The request
Retype all of the entries word for word.

*** Dataset

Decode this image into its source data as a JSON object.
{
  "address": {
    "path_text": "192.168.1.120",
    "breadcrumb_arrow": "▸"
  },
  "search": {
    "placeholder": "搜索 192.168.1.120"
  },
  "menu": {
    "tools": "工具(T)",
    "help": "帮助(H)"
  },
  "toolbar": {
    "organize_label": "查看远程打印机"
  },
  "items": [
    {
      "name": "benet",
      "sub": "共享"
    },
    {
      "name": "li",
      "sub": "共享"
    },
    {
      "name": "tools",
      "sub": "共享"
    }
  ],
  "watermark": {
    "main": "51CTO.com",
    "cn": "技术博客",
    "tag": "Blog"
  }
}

******

Response to this exercise
Decode this image into its source data as a JSON object.
{
  "address": {
    "path_text": "192.168.1.120",
    "breadcrumb_arrow": "▸"
  },
  "search": {
    "placeholder": "搜索 192.168.1.120"
  },
  "menu": {
    "tools": "工具(T)",
    "help": "帮助(H)"
  },
  "toolbar": {
    "organize_label": "查看远程打印机"
  },
  "items": [
    {
      "name": "benet",
      "sub": "共享"
    },
    {
      "name": "li",
      "sub": "共享"
    },
    {
      "name": "tools",
      "sub": "共享"
    }
  ],
  "watermark": {
    "main": "51CTO.com",
    "cn": "技术博客",
    "tag": "Blog"
  }
}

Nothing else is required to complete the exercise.